_WORK REQUEST_. Find the lines below in which the string "dose" occurs. Copy each one.

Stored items
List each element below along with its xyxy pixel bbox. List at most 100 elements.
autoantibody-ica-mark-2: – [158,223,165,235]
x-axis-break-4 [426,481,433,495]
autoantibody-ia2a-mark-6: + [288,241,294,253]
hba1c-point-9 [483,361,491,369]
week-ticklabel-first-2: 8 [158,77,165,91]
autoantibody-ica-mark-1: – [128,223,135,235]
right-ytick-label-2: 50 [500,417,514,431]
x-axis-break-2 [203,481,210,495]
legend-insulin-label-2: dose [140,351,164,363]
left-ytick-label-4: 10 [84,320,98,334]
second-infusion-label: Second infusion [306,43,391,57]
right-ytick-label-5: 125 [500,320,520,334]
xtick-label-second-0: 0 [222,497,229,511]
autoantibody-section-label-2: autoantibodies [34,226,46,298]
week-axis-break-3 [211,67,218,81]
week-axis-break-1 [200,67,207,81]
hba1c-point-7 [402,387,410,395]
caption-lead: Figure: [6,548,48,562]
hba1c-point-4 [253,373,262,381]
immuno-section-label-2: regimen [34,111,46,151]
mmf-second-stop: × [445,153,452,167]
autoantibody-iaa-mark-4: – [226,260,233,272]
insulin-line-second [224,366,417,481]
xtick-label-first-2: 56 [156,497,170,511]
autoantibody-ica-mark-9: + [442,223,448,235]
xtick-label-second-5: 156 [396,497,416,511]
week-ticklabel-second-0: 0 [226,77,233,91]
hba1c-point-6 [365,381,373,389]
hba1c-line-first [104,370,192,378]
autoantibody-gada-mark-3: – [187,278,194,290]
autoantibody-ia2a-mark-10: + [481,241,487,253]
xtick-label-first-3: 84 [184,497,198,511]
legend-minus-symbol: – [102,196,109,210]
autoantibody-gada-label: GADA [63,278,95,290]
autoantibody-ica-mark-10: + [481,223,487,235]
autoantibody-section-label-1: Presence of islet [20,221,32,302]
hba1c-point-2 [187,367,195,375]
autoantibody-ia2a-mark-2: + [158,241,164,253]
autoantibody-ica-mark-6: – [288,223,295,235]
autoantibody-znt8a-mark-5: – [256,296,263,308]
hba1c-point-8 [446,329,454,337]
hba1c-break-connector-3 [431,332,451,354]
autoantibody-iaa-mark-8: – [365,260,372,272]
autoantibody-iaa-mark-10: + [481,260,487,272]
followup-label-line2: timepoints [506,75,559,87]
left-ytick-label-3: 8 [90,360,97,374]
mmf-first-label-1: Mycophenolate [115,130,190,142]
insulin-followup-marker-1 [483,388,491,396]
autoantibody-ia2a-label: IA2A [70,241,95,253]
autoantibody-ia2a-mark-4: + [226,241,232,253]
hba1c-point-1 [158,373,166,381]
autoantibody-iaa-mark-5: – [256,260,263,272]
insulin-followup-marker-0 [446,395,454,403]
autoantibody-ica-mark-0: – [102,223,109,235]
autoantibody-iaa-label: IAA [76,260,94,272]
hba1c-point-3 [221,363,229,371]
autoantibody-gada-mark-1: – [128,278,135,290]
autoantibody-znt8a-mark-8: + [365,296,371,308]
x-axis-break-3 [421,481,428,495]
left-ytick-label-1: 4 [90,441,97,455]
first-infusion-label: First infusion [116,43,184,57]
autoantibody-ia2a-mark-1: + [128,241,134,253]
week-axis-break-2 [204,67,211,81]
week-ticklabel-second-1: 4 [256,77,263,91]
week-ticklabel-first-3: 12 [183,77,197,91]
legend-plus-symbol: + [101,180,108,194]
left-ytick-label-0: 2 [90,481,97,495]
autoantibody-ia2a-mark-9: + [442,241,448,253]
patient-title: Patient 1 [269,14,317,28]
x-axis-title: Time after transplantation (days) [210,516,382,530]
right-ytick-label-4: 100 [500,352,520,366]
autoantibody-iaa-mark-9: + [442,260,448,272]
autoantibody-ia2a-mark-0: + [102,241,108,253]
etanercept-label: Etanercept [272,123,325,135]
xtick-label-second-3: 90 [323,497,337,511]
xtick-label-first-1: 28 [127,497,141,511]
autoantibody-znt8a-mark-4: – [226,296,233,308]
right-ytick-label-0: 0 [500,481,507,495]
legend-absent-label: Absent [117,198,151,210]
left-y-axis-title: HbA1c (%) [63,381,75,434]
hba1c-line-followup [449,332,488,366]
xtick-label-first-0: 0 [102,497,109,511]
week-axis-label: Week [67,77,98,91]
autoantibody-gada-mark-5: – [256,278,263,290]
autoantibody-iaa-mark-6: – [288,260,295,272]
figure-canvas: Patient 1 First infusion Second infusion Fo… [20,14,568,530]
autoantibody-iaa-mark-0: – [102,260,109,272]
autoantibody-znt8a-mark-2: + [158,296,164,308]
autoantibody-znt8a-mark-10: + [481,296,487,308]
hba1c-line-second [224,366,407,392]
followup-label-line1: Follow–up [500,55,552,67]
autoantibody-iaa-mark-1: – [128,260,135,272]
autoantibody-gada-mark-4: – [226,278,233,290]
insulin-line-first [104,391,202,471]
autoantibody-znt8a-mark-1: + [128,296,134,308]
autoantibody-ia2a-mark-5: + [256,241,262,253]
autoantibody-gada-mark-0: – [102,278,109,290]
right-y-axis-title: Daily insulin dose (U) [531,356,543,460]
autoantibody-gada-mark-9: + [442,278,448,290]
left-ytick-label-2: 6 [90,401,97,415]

_YOUR RESPONSE_.
legend-insulin-label-2: dose [140,351,164,363]
right-y-axis-title: Daily insulin dose (U) [531,356,543,460]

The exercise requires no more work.